From the listing below, extract every line containing "document".

**DATA ROWS**
◇ ◇ ◇ ◇ ◇

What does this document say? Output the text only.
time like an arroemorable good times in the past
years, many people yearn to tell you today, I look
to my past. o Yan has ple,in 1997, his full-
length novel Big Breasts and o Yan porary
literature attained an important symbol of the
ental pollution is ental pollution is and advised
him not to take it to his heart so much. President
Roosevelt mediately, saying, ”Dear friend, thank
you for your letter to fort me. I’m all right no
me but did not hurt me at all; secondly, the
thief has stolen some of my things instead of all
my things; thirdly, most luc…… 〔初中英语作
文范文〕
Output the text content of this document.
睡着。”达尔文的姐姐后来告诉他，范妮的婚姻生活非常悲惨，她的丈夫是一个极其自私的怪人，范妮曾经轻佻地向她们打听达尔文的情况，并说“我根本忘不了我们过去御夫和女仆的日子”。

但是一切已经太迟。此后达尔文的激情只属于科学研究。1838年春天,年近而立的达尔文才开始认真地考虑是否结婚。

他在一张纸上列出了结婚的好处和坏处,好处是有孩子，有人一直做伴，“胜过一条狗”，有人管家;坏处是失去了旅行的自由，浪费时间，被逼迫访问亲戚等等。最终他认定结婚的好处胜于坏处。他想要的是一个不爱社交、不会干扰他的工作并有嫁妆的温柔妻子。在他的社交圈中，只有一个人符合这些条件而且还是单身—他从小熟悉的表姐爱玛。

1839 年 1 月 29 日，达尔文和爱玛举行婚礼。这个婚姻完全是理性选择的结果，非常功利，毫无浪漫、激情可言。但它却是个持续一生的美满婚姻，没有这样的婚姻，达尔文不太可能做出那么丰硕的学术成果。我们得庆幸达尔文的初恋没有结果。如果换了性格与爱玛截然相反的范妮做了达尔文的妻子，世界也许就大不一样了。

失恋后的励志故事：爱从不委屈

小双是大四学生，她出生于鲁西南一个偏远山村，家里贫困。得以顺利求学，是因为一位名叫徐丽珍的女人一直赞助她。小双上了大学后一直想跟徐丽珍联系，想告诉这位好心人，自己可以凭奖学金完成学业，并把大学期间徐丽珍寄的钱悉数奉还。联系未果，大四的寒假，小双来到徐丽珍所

◇ ◇ ◇ ◇ ◇

**SOLUTION TO THIS TASK**
What does this document say? Output the text only.
Output the text content of this document.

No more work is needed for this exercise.